### WORK TO COMPLETE
Gather all lines in the data that hold the string "ylabel".

### MATERIAL FOR THE TASK
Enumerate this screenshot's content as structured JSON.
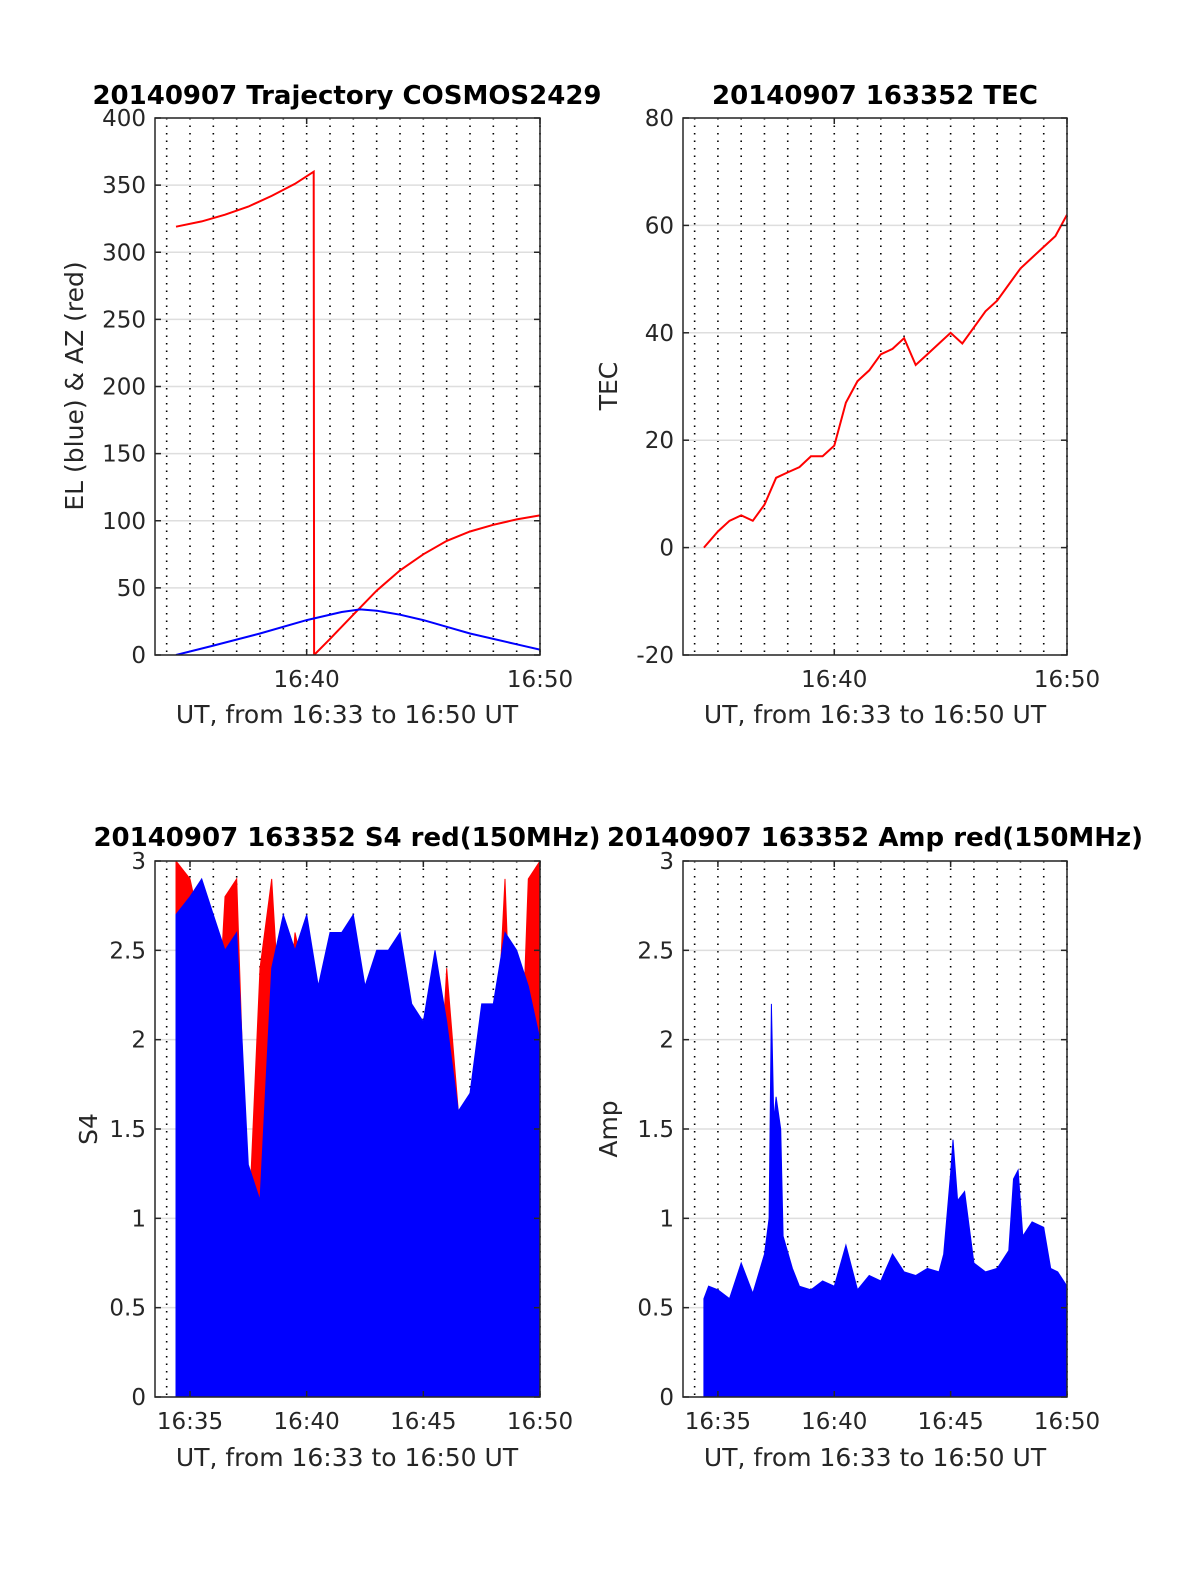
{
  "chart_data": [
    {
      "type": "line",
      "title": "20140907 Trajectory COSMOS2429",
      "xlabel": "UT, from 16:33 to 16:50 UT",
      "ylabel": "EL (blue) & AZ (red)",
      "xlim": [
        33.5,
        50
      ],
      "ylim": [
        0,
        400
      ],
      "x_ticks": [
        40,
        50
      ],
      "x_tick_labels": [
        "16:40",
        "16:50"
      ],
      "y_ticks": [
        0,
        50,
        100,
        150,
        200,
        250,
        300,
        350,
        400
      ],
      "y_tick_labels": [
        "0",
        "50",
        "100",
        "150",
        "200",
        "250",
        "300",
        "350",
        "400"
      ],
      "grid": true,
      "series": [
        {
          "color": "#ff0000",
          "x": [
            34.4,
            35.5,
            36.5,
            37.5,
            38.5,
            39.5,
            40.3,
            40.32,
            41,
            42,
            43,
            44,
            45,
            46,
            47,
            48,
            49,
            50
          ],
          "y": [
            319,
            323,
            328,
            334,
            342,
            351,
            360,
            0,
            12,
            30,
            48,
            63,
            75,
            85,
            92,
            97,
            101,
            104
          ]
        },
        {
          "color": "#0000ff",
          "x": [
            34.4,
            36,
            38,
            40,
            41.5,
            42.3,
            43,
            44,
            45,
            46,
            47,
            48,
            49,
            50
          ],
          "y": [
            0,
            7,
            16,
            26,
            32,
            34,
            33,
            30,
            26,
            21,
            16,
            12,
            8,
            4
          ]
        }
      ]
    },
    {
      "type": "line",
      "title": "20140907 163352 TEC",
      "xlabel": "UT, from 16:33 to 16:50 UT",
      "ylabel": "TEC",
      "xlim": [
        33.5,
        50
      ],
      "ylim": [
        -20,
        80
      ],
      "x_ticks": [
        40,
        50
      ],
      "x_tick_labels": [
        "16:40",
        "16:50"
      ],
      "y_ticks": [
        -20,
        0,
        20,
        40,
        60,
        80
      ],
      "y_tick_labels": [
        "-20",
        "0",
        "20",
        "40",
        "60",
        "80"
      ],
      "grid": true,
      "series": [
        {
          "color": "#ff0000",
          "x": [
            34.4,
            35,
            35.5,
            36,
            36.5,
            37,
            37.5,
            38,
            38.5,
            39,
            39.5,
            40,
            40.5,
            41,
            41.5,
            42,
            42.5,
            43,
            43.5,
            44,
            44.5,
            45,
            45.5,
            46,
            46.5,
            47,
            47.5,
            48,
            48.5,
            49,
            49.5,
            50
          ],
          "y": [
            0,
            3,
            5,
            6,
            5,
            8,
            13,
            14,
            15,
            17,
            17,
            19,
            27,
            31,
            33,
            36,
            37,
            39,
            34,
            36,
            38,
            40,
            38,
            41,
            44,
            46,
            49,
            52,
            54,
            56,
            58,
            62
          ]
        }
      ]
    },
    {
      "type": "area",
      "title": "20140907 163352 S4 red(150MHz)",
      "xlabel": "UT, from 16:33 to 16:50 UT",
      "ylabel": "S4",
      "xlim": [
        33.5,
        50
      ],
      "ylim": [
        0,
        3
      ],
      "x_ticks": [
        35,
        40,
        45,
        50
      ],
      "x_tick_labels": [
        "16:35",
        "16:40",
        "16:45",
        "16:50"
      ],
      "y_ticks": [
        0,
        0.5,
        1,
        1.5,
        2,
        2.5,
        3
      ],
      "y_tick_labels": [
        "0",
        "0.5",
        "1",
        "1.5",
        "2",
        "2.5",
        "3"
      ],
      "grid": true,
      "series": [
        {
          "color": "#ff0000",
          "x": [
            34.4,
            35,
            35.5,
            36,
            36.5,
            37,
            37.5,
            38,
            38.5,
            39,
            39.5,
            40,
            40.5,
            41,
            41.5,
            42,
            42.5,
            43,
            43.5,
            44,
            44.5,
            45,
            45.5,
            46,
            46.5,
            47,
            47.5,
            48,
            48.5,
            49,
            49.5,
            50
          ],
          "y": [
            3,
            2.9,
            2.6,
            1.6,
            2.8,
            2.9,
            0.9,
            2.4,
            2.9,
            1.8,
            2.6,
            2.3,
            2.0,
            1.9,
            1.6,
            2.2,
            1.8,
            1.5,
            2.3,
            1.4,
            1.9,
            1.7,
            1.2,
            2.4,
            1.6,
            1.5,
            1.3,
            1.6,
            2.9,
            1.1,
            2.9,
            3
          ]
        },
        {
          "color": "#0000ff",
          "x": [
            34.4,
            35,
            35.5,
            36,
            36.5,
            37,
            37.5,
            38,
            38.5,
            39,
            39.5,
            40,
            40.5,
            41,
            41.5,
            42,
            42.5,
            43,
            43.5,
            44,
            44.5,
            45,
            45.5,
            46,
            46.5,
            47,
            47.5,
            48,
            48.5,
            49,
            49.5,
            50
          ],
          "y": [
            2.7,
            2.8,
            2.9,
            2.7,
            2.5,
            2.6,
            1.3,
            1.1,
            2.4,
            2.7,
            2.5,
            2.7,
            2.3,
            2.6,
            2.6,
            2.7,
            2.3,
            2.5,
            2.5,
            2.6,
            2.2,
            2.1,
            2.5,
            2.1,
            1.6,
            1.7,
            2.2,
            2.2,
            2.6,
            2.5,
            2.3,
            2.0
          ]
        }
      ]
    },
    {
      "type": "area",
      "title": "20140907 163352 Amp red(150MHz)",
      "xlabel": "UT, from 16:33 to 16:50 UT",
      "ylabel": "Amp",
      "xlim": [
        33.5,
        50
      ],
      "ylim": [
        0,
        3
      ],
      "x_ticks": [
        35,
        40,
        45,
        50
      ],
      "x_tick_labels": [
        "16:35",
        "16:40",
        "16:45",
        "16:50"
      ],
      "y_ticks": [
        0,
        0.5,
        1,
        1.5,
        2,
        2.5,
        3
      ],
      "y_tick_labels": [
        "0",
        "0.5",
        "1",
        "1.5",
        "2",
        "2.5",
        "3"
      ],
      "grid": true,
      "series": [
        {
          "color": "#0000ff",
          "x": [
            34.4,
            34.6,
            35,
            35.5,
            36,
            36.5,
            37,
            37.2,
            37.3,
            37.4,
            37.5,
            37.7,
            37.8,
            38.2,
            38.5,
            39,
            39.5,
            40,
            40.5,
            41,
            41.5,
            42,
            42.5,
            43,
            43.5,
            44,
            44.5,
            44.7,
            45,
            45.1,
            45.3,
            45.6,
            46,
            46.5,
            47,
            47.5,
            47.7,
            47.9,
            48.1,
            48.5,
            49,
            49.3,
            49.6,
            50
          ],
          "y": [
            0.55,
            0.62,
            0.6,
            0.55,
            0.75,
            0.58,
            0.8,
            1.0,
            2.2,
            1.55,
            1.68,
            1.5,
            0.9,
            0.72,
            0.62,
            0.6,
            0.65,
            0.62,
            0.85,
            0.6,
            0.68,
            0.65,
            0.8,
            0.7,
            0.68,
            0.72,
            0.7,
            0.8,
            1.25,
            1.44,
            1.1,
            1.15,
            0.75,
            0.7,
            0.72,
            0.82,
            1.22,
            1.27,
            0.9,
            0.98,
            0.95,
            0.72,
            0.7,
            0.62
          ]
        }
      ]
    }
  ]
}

### FINAL RESULT
      "ylabel": "EL (blue) & AZ (red)",
      "ylabel": "TEC",
      "ylabel": "S4",
      "ylabel": "Amp",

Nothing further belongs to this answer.